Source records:
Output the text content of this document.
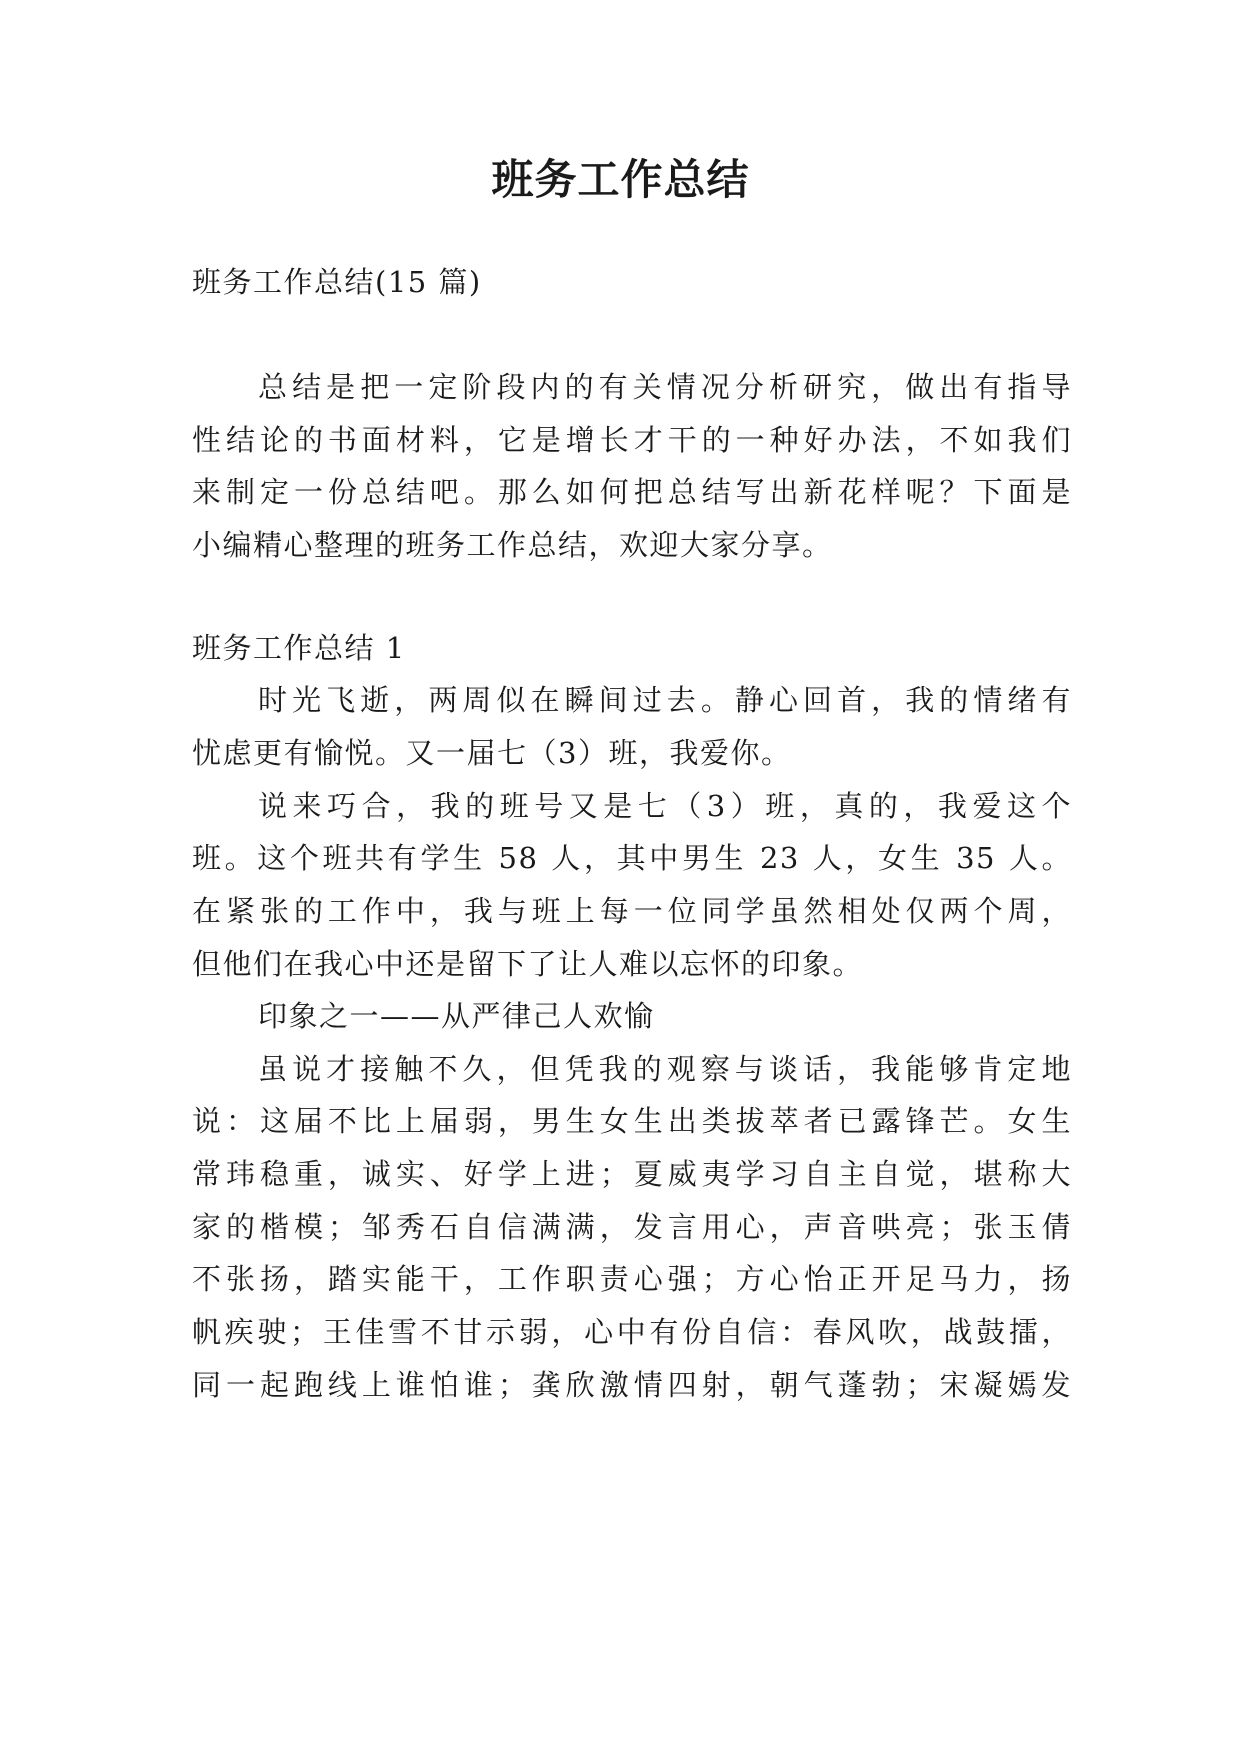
班务工作总结

班务工作总结(15 篇)

总结是把一定阶段内的有关情况分析研究，做出有指导

性结论的书面材料，它是增长才干的一种好办法，不如我们

来制定一份总结吧。那么如何把总结写出新花样呢？下面是

小编精心整理的班务工作总结，欢迎大家分享。

班务工作总结 1

时光飞逝，两周似在瞬间过去。静心回首，我的情绪有

忧虑更有愉悦。又一届七（3）班，我爱你。

说来巧合，我的班号又是七（3）班，真的，我爱这个

班。这个班共有学生 58 人，其中男生 23 人，女生 35 人。

在紧张的工作中，我与班上每一位同学虽然相处仅两个周，

但他们在我心中还是留下了让人难以忘怀的印象。

印象之一——从严律己人欢愉

虽说才接触不久，但凭我的观察与谈话，我能够肯定地

说：这届不比上届弱，男生女生出类拔萃者已露锋芒。女生

常玮稳重，诚实、好学上进；夏威夷学习自主自觉，堪称大

家的楷模；邹秀石自信满满，发言用心，声音哄亮；张玉倩

不张扬，踏实能干，工作职责心强；方心怡正开足马力，扬

帆疾驶；王佳雪不甘示弱，心中有份自信：春风吹，战鼓擂，

同一起跑线上谁怕谁；龚欣激情四射，朝气蓬勃；宋凝嫣发
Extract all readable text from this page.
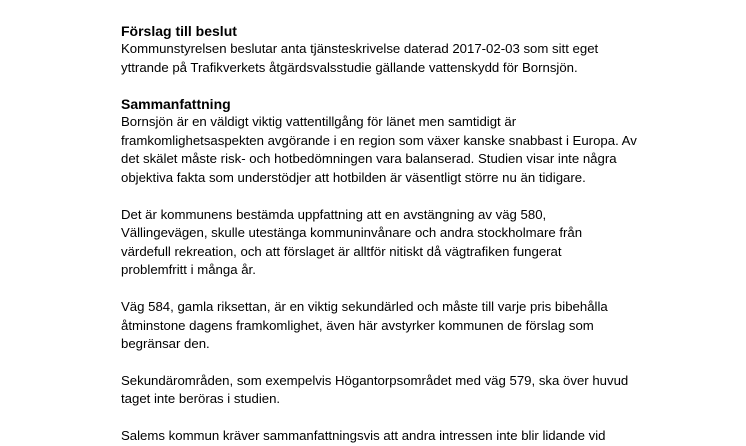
Förslag till beslut

Kommunstyrelsen beslutar anta tjänsteskrivelse daterad 2017-02-03 som sitt eget
yttrande på Trafikverkets åtgärdsvalsstudie gällande vattenskydd för Bornsjön.

Sammanfattning

Bornsjön är en väldigt viktig vattentillgång för länet men samtidigt är
framkomlighetsaspekten avgörande i en region som växer kanske snabbast i Europa. Av
det skälet måste risk- och hotbedömningen vara balanserad. Studien visar inte några
objektiva fakta som understödjer att hotbilden är väsentligt större nu än tidigare.

Det är kommunens bestämda uppfattning att en avstängning av väg 580,
Vällingevägen, skulle utestänga kommuninvånare och andra stockholmare från
värdefull rekreation, och att förslaget är alltför nitiskt då vägtrafiken fungerat
problemfritt i många år.

Väg 584, gamla riksettan, är en viktig sekundärled och måste till varje pris bibehålla
åtminstone dagens framkomlighet, även här avstyrker kommunen de förslag som
begränsar den.

Sekundärområden, som exempelvis Högantorpsområdet med väg 579, ska över huvud
taget inte beröras i studien.

Salems kommun kräver sammanfattningsvis att andra intressen inte blir lidande vid
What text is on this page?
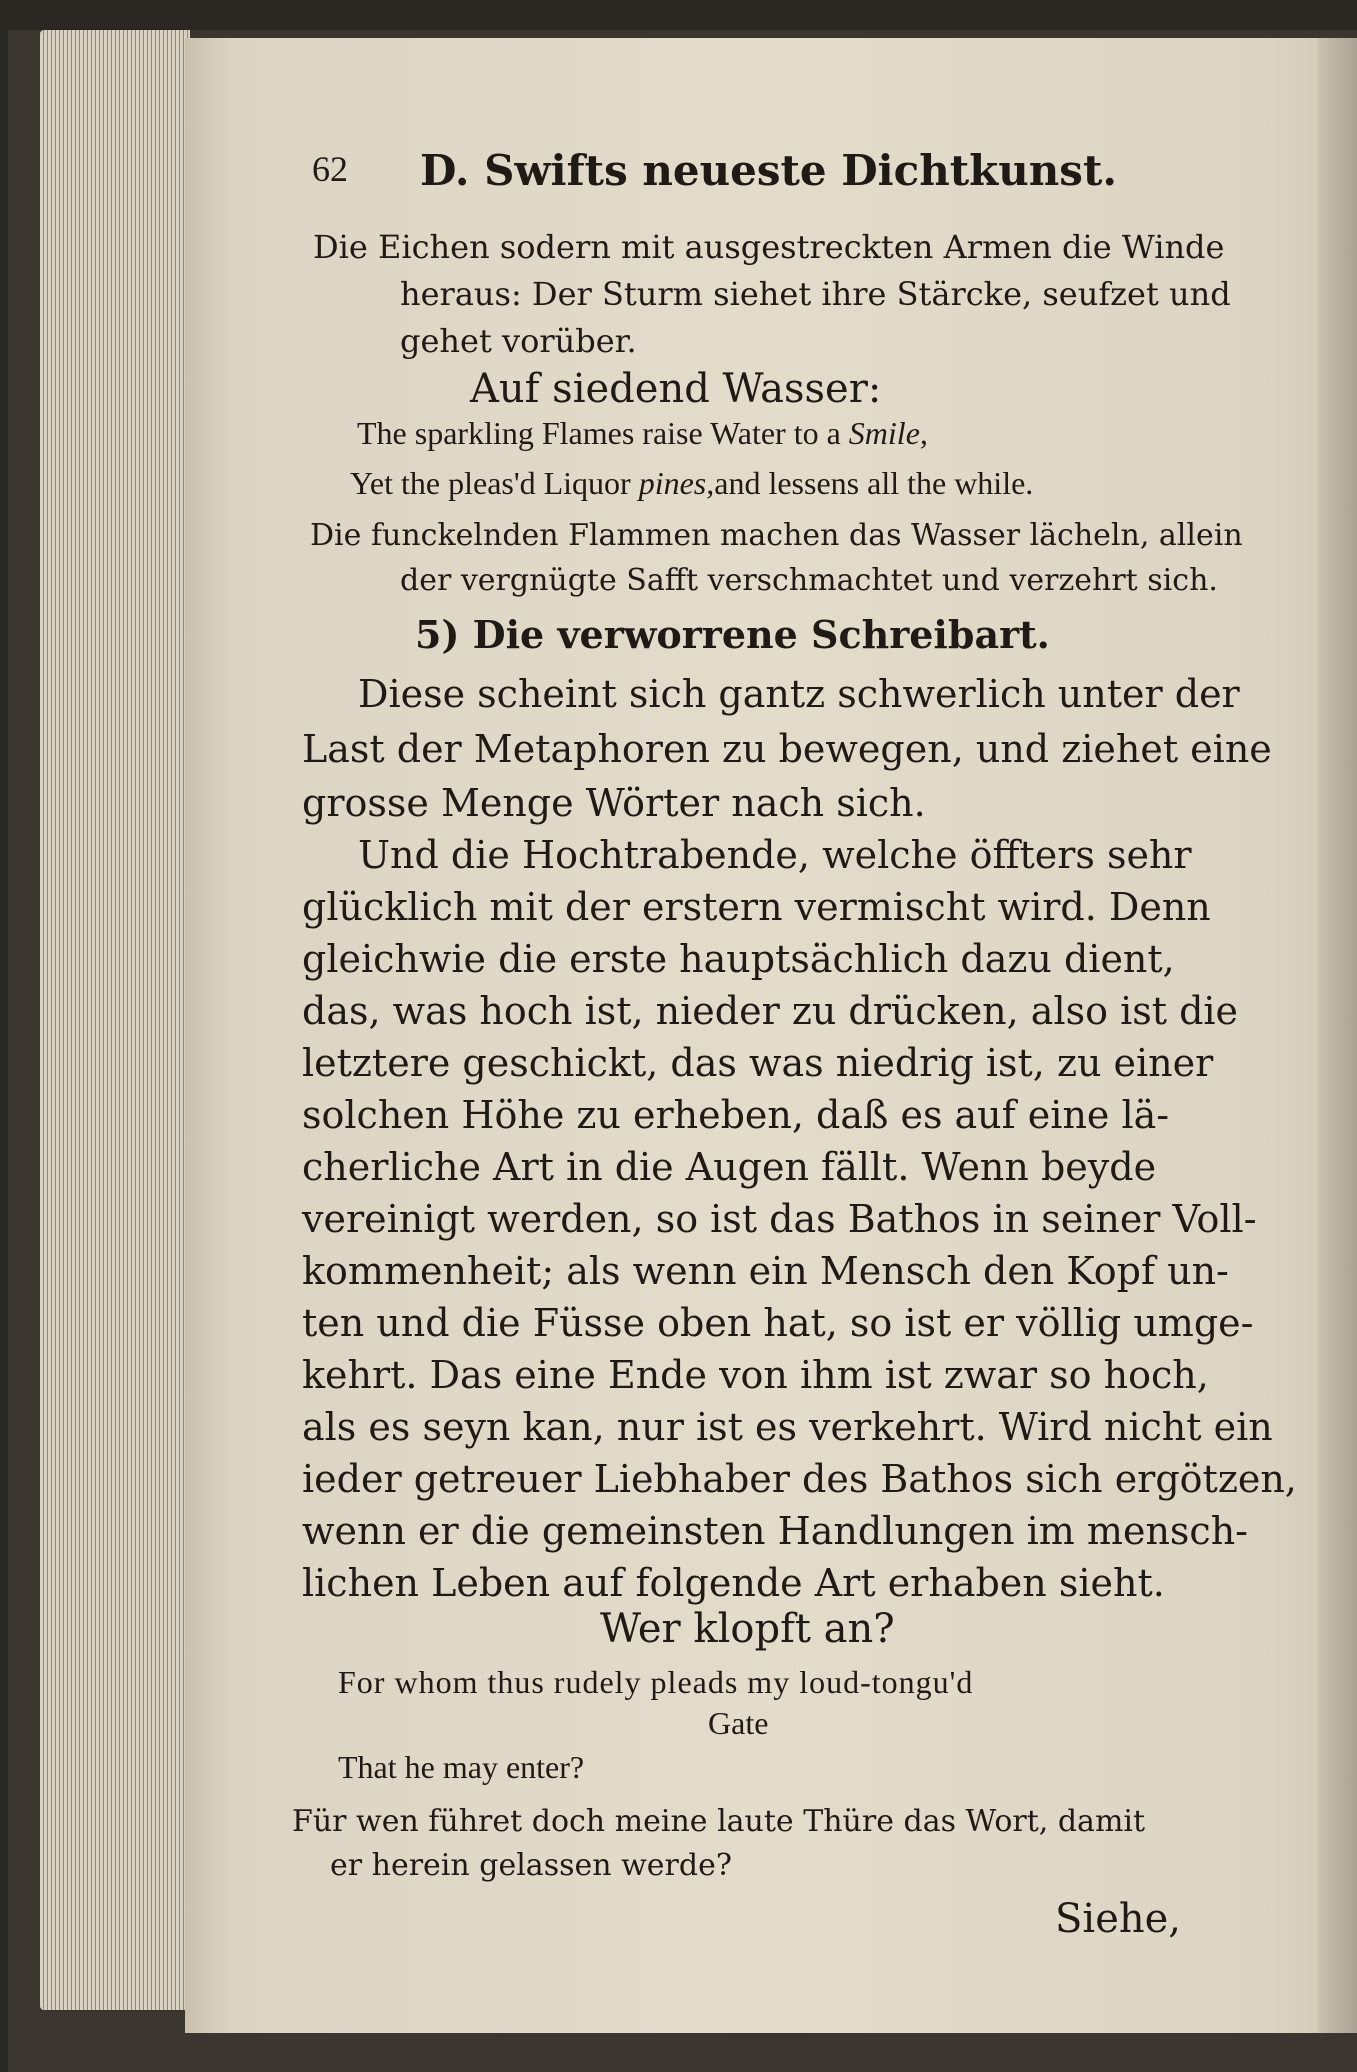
62 D. Swifts neueste Dichtkunst.
Die Eichen sodern mit ausgestreckten Armen die Winde
heraus: Der Sturm siehet ihre Stärcke, seufzet und
gehet vorüber.
Auf siedend Wasser:
The sparkling Flames raise Water to a Smile,
Yet the pleas'd Liquor pines,and lessens all the while.
Die funckelnden Flammen machen das Wasser lächeln, allein
der vergnügte Safft verschmachtet und verzehrt sich.
5) Die verworrene Schreibart.
Diese scheint sich gantz schwerlich unter der
Last der Metaphoren zu bewegen, und ziehet eine
grosse Menge Wörter nach sich.
Und die Hochtrabende, welche öffters sehr
glücklich mit der erstern vermischt wird. Denn
gleichwie die erste hauptsächlich dazu dient,
das, was hoch ist, nieder zu drücken, also ist die
letztere geschickt, das was niedrig ist, zu einer
solchen Höhe zu erheben, daß es auf eine lä-
cherliche Art in die Augen fällt. Wenn beyde
vereinigt werden, so ist das Bathos in seiner Voll-
kommenheit; als wenn ein Mensch den Kopf un-
ten und die Füsse oben hat, so ist er völlig umge-
kehrt. Das eine Ende von ihm ist zwar so hoch,
als es seyn kan, nur ist es verkehrt. Wird nicht ein
ieder getreuer Liebhaber des Bathos sich ergötzen,
wenn er die gemeinsten Handlungen im mensch-
lichen Leben auf folgende Art erhaben sieht.
Wer klopft an?
For whom thus rudely pleads my loud-tongu'd
Gate
That he may enter?
Für wen führet doch meine laute Thüre das Wort, damit
er herein gelassen werde?
Siehe,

> Description of the task: Write out all the entries again, word for word, and print no images.

> Complete output:
Output the text content of this document.
班务工作总结

班务工作总结(15 篇)

总结是把一定阶段内的有关情况分析研究，做出有指导

性结论的书面材料，它是增长才干的一种好办法，不如我们

来制定一份总结吧。那么如何把总结写出新花样呢？下面是

小编精心整理的班务工作总结，欢迎大家分享。

班务工作总结 1

时光飞逝，两周似在瞬间过去。静心回首，我的情绪有

忧虑更有愉悦。又一届七（3）班，我爱你。

说来巧合，我的班号又是七（3）班，真的，我爱这个

班。这个班共有学生 58 人，其中男生 23 人，女生 35 人。

在紧张的工作中，我与班上每一位同学虽然相处仅两个周，

但他们在我心中还是留下了让人难以忘怀的印象。

印象之一——从严律己人欢愉

虽说才接触不久，但凭我的观察与谈话，我能够肯定地

说：这届不比上届弱，男生女生出类拔萃者已露锋芒。女生

常玮稳重，诚实、好学上进；夏威夷学习自主自觉，堪称大

家的楷模；邹秀石自信满满，发言用心，声音哄亮；张玉倩

不张扬，踏实能干，工作职责心强；方心怡正开足马力，扬

帆疾驶；王佳雪不甘示弱，心中有份自信：春风吹，战鼓擂，

同一起跑线上谁怕谁；龚欣激情四射，朝气蓬勃；宋凝嫣发
Extract all readable text from this page.
Förslag till beslut

Kommunstyrelsen beslutar anta tjänsteskrivelse daterad 2017-02-03 som sitt eget
yttrande på Trafikverkets åtgärdsvalsstudie gällande vattenskydd för Bornsjön.

Sammanfattning

Bornsjön är en väldigt viktig vattentillgång för länet men samtidigt är
framkomlighetsaspekten avgörande i en region som växer kanske snabbast i Europa. Av
det skälet måste risk- och hotbedömningen vara balanserad. Studien visar inte några
objektiva fakta som understödjer att hotbilden är väsentligt större nu än tidigare.

Det är kommunens bestämda uppfattning att en avstängning av väg 580,
Vällingevägen, skulle utestänga kommuninvånare och andra stockholmare från
värdefull rekreation, och att förslaget är alltför nitiskt då vägtrafiken fungerat
problemfritt i många år.

Väg 584, gamla riksettan, är en viktig sekundärled och måste till varje pris bibehålla
åtminstone dagens framkomlighet, även här avstyrker kommunen de förslag som
begränsar den.

Sekundärområden, som exempelvis Högantorpsområdet med väg 579, ska över huvud
taget inte beröras i studien.

Salems kommun kräver sammanfattningsvis att andra intressen inte blir lidande vid
What text is on this page?
62 D. Swifts neueste Dichtkunst.
Die Eichen sodern mit ausgestreckten Armen die Winde
heraus: Der Sturm siehet ihre Stärcke, seufzet und
gehet vorüber.
Auf siedend Wasser:
The sparkling Flames raise Water to a Smile,
Yet the pleas'd Liquor pines,and lessens all the while.
Die funckelnden Flammen machen das Wasser lächeln, allein
der vergnügte Safft verschmachtet und verzehrt sich.
5) Die verworrene Schreibart.
Diese scheint sich gantz schwerlich unter der
Last der Metaphoren zu bewegen, und ziehet eine
grosse Menge Wörter nach sich.
Und die Hochtrabende, welche öffters sehr
glücklich mit der erstern vermischt wird. Denn
gleichwie die erste hauptsächlich dazu dient,
das, was hoch ist, nieder zu drücken, also ist die
letztere geschickt, das was niedrig ist, zu einer
solchen Höhe zu erheben, daß es auf eine lä-
cherliche Art in die Augen fällt. Wenn beyde
vereinigt werden, so ist das Bathos in seiner Voll-
kommenheit; als wenn ein Mensch den Kopf un-
ten und die Füsse oben hat, so ist er völlig umge-
kehrt. Das eine Ende von ihm ist zwar so hoch,
als es seyn kan, nur ist es verkehrt. Wird nicht ein
ieder getreuer Liebhaber des Bathos sich ergötzen,
wenn er die gemeinsten Handlungen im mensch-
lichen Leben auf folgende Art erhaben sieht.
Wer klopft an?
For whom thus rudely pleads my loud-tongu'd
Gate
That he may enter?
Für wen führet doch meine laute Thüre das Wort, damit
er herein gelassen werde?
Siehe,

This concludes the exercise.